PROBLEM: Give back the full listing verbatim, apart from its images.

▼

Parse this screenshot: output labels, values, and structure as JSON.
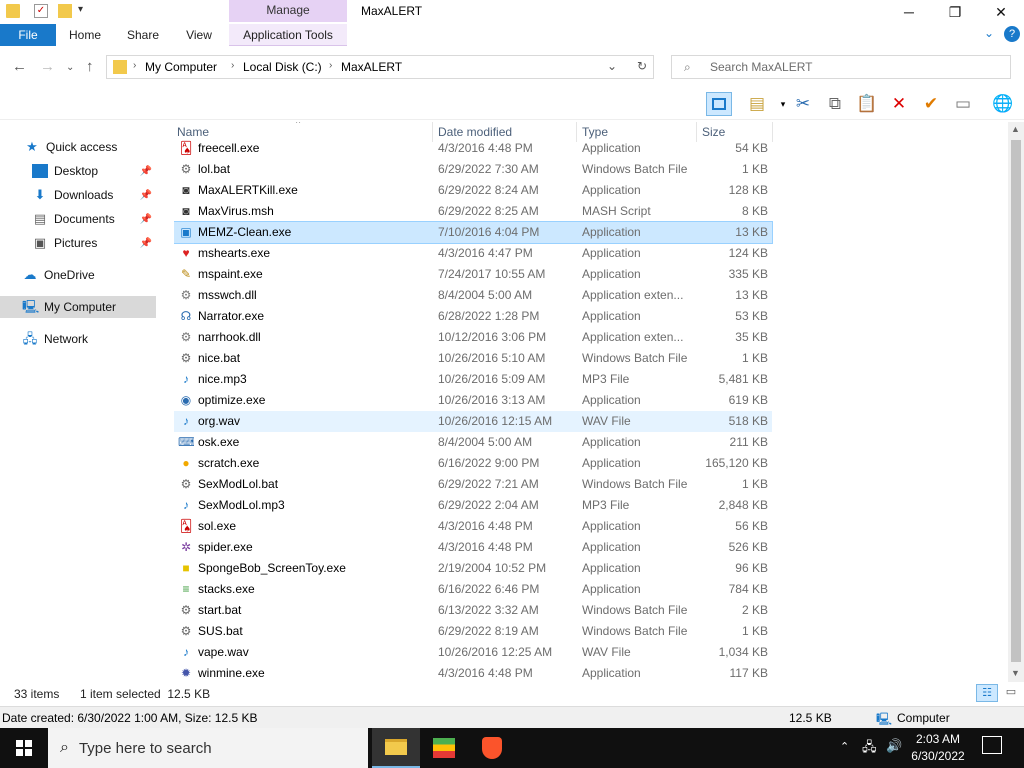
{
  "window": {
    "title": "MaxALERT",
    "minimize": "─",
    "maximize": "❐",
    "close": "✕",
    "help": "?",
    "expand": "⌄"
  },
  "ribbon": {
    "contextual_group": "Manage",
    "tabs": [
      {
        "label": "File"
      },
      {
        "label": "Home"
      },
      {
        "label": "Share"
      },
      {
        "label": "View"
      },
      {
        "label": "Application Tools"
      }
    ]
  },
  "address": {
    "crumbs": [
      "My Computer",
      "Local Disk (C:)",
      "MaxALERT"
    ],
    "search_placeholder": "Search MaxALERT"
  },
  "nav": {
    "items": [
      {
        "label": "Quick access"
      },
      {
        "label": "Desktop"
      },
      {
        "label": "Downloads"
      },
      {
        "label": "Documents"
      },
      {
        "label": "Pictures"
      },
      {
        "label": "OneDrive"
      },
      {
        "label": "My Computer"
      },
      {
        "label": "Network"
      }
    ]
  },
  "columns": {
    "name": "Name",
    "date": "Date modified",
    "type": "Type",
    "size": "Size"
  },
  "files": [
    {
      "name": "freecell.exe",
      "date": "4/3/2016 4:48 PM",
      "type": "Application",
      "size": "54 KB",
      "icon": "cards-icon"
    },
    {
      "name": "lol.bat",
      "date": "6/29/2022 7:30 AM",
      "type": "Windows Batch File",
      "size": "1 KB",
      "icon": "batch-icon"
    },
    {
      "name": "MaxALERTKill.exe",
      "date": "6/29/2022 8:24 AM",
      "type": "Application",
      "size": "128 KB",
      "icon": "app-icon"
    },
    {
      "name": "MaxVirus.msh",
      "date": "6/29/2022 8:25 AM",
      "type": "MASH Script",
      "size": "8 KB",
      "icon": "app-icon"
    },
    {
      "name": "MEMZ-Clean.exe",
      "date": "7/10/2016 4:04 PM",
      "type": "Application",
      "size": "13 KB",
      "icon": "window-icon"
    },
    {
      "name": "mshearts.exe",
      "date": "4/3/2016 4:47 PM",
      "type": "Application",
      "size": "124 KB",
      "icon": "heart-icon"
    },
    {
      "name": "mspaint.exe",
      "date": "7/24/2017 10:55 AM",
      "type": "Application",
      "size": "335 KB",
      "icon": "paint-icon"
    },
    {
      "name": "msswch.dll",
      "date": "8/4/2004 5:00 AM",
      "type": "Application exten...",
      "size": "13 KB",
      "icon": "dll-icon"
    },
    {
      "name": "Narrator.exe",
      "date": "6/28/2022 1:28 PM",
      "type": "Application",
      "size": "53 KB",
      "icon": "narrator-icon"
    },
    {
      "name": "narrhook.dll",
      "date": "10/12/2016 3:06 PM",
      "type": "Application exten...",
      "size": "35 KB",
      "icon": "dll-icon"
    },
    {
      "name": "nice.bat",
      "date": "10/26/2016 5:10 AM",
      "type": "Windows Batch File",
      "size": "1 KB",
      "icon": "batch-icon"
    },
    {
      "name": "nice.mp3",
      "date": "10/26/2016 5:09 AM",
      "type": "MP3 File",
      "size": "5,481 KB",
      "icon": "audio-icon"
    },
    {
      "name": "optimize.exe",
      "date": "10/26/2016 3:13 AM",
      "type": "Application",
      "size": "619 KB",
      "icon": "disc-icon"
    },
    {
      "name": "org.wav",
      "date": "10/26/2016 12:15 AM",
      "type": "WAV File",
      "size": "518 KB",
      "icon": "audio-icon"
    },
    {
      "name": "osk.exe",
      "date": "8/4/2004 5:00 AM",
      "type": "Application",
      "size": "211 KB",
      "icon": "keyboard-icon"
    },
    {
      "name": "scratch.exe",
      "date": "6/16/2022 9:00 PM",
      "type": "Application",
      "size": "165,120 KB",
      "icon": "scratch-icon"
    },
    {
      "name": "SexModLol.bat",
      "date": "6/29/2022 7:21 AM",
      "type": "Windows Batch File",
      "size": "1 KB",
      "icon": "batch-icon"
    },
    {
      "name": "SexModLol.mp3",
      "date": "6/29/2022 2:04 AM",
      "type": "MP3 File",
      "size": "2,848 KB",
      "icon": "audio-icon"
    },
    {
      "name": "sol.exe",
      "date": "4/3/2016 4:48 PM",
      "type": "Application",
      "size": "56 KB",
      "icon": "cards-icon"
    },
    {
      "name": "spider.exe",
      "date": "4/3/2016 4:48 PM",
      "type": "Application",
      "size": "526 KB",
      "icon": "spider-icon"
    },
    {
      "name": "SpongeBob_ScreenToy.exe",
      "date": "2/19/2004 10:52 PM",
      "type": "Application",
      "size": "96 KB",
      "icon": "sponge-icon"
    },
    {
      "name": "stacks.exe",
      "date": "6/16/2022 6:46 PM",
      "type": "Application",
      "size": "784 KB",
      "icon": "stacks-icon"
    },
    {
      "name": "start.bat",
      "date": "6/13/2022 3:32 AM",
      "type": "Windows Batch File",
      "size": "2 KB",
      "icon": "batch-icon"
    },
    {
      "name": "SUS.bat",
      "date": "6/29/2022 8:19 AM",
      "type": "Windows Batch File",
      "size": "1 KB",
      "icon": "batch-icon"
    },
    {
      "name": "vape.wav",
      "date": "10/26/2016 12:25 AM",
      "type": "WAV File",
      "size": "1,034 KB",
      "icon": "audio-icon"
    },
    {
      "name": "winmine.exe",
      "date": "4/3/2016 4:48 PM",
      "type": "Application",
      "size": "117 KB",
      "icon": "mine-icon"
    }
  ],
  "status": {
    "count": "33 items",
    "selected": "1 item selected  12.5 KB"
  },
  "details": {
    "text": "Date created: 6/30/2022 1:00 AM, Size: 12.5 KB",
    "size": "12.5 KB",
    "location": "Computer"
  },
  "taskbar": {
    "search_placeholder": "Type here to search",
    "time": "2:03 AM",
    "date": "6/30/2022"
  },
  "colors": {
    "accent": "#1979ca",
    "selected": "#cce8ff",
    "manage": "#e6d2f4"
  }
}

▲

WRITTEN SOLUTION:
Parse this screenshot: output labels, values, and structure as JSON.
{
  "window": {
    "title": "MaxALERT",
    "minimize": "─",
    "maximize": "❐",
    "close": "✕",
    "help": "?",
    "expand": "⌄"
  },
  "ribbon": {
    "contextual_group": "Manage",
    "tabs": [
      {
        "label": "File"
      },
      {
        "label": "Home"
      },
      {
        "label": "Share"
      },
      {
        "label": "View"
      },
      {
        "label": "Application Tools"
      }
    ]
  },
  "address": {
    "crumbs": [
      "My Computer",
      "Local Disk (C:)",
      "MaxALERT"
    ],
    "search_placeholder": "Search MaxALERT"
  },
  "nav": {
    "items": [
      {
        "label": "Quick access"
      },
      {
        "label": "Desktop"
      },
      {
        "label": "Downloads"
      },
      {
        "label": "Documents"
      },
      {
        "label": "Pictures"
      },
      {
        "label": "OneDrive"
      },
      {
        "label": "My Computer"
      },
      {
        "label": "Network"
      }
    ]
  },
  "columns": {
    "name": "Name",
    "date": "Date modified",
    "type": "Type",
    "size": "Size"
  },
  "files": [
    {
      "name": "freecell.exe",
      "date": "4/3/2016 4:48 PM",
      "type": "Application",
      "size": "54 KB",
      "icon": "cards-icon"
    },
    {
      "name": "lol.bat",
      "date": "6/29/2022 7:30 AM",
      "type": "Windows Batch File",
      "size": "1 KB",
      "icon": "batch-icon"
    },
    {
      "name": "MaxALERTKill.exe",
      "date": "6/29/2022 8:24 AM",
      "type": "Application",
      "size": "128 KB",
      "icon": "app-icon"
    },
    {
      "name": "MaxVirus.msh",
      "date": "6/29/2022 8:25 AM",
      "type": "MASH Script",
      "size": "8 KB",
      "icon": "app-icon"
    },
    {
      "name": "MEMZ-Clean.exe",
      "date": "7/10/2016 4:04 PM",
      "type": "Application",
      "size": "13 KB",
      "icon": "window-icon"
    },
    {
      "name": "mshearts.exe",
      "date": "4/3/2016 4:47 PM",
      "type": "Application",
      "size": "124 KB",
      "icon": "heart-icon"
    },
    {
      "name": "mspaint.exe",
      "date": "7/24/2017 10:55 AM",
      "type": "Application",
      "size": "335 KB",
      "icon": "paint-icon"
    },
    {
      "name": "msswch.dll",
      "date": "8/4/2004 5:00 AM",
      "type": "Application exten...",
      "size": "13 KB",
      "icon": "dll-icon"
    },
    {
      "name": "Narrator.exe",
      "date": "6/28/2022 1:28 PM",
      "type": "Application",
      "size": "53 KB",
      "icon": "narrator-icon"
    },
    {
      "name": "narrhook.dll",
      "date": "10/12/2016 3:06 PM",
      "type": "Application exten...",
      "size": "35 KB",
      "icon": "dll-icon"
    },
    {
      "name": "nice.bat",
      "date": "10/26/2016 5:10 AM",
      "type": "Windows Batch File",
      "size": "1 KB",
      "icon": "batch-icon"
    },
    {
      "name": "nice.mp3",
      "date": "10/26/2016 5:09 AM",
      "type": "MP3 File",
      "size": "5,481 KB",
      "icon": "audio-icon"
    },
    {
      "name": "optimize.exe",
      "date": "10/26/2016 3:13 AM",
      "type": "Application",
      "size": "619 KB",
      "icon": "disc-icon"
    },
    {
      "name": "org.wav",
      "date": "10/26/2016 12:15 AM",
      "type": "WAV File",
      "size": "518 KB",
      "icon": "audio-icon"
    },
    {
      "name": "osk.exe",
      "date": "8/4/2004 5:00 AM",
      "type": "Application",
      "size": "211 KB",
      "icon": "keyboard-icon"
    },
    {
      "name": "scratch.exe",
      "date": "6/16/2022 9:00 PM",
      "type": "Application",
      "size": "165,120 KB",
      "icon": "scratch-icon"
    },
    {
      "name": "SexModLol.bat",
      "date": "6/29/2022 7:21 AM",
      "type": "Windows Batch File",
      "size": "1 KB",
      "icon": "batch-icon"
    },
    {
      "name": "SexModLol.mp3",
      "date": "6/29/2022 2:04 AM",
      "type": "MP3 File",
      "size": "2,848 KB",
      "icon": "audio-icon"
    },
    {
      "name": "sol.exe",
      "date": "4/3/2016 4:48 PM",
      "type": "Application",
      "size": "56 KB",
      "icon": "cards-icon"
    },
    {
      "name": "spider.exe",
      "date": "4/3/2016 4:48 PM",
      "type": "Application",
      "size": "526 KB",
      "icon": "spider-icon"
    },
    {
      "name": "SpongeBob_ScreenToy.exe",
      "date": "2/19/2004 10:52 PM",
      "type": "Application",
      "size": "96 KB",
      "icon": "sponge-icon"
    },
    {
      "name": "stacks.exe",
      "date": "6/16/2022 6:46 PM",
      "type": "Application",
      "size": "784 KB",
      "icon": "stacks-icon"
    },
    {
      "name": "start.bat",
      "date": "6/13/2022 3:32 AM",
      "type": "Windows Batch File",
      "size": "2 KB",
      "icon": "batch-icon"
    },
    {
      "name": "SUS.bat",
      "date": "6/29/2022 8:19 AM",
      "type": "Windows Batch File",
      "size": "1 KB",
      "icon": "batch-icon"
    },
    {
      "name": "vape.wav",
      "date": "10/26/2016 12:25 AM",
      "type": "WAV File",
      "size": "1,034 KB",
      "icon": "audio-icon"
    },
    {
      "name": "winmine.exe",
      "date": "4/3/2016 4:48 PM",
      "type": "Application",
      "size": "117 KB",
      "icon": "mine-icon"
    }
  ],
  "status": {
    "count": "33 items",
    "selected": "1 item selected  12.5 KB"
  },
  "details": {
    "text": "Date created: 6/30/2022 1:00 AM, Size: 12.5 KB",
    "size": "12.5 KB",
    "location": "Computer"
  },
  "taskbar": {
    "search_placeholder": "Type here to search",
    "time": "2:03 AM",
    "date": "6/30/2022"
  },
  "colors": {
    "accent": "#1979ca",
    "selected": "#cce8ff",
    "manage": "#e6d2f4"
  }
}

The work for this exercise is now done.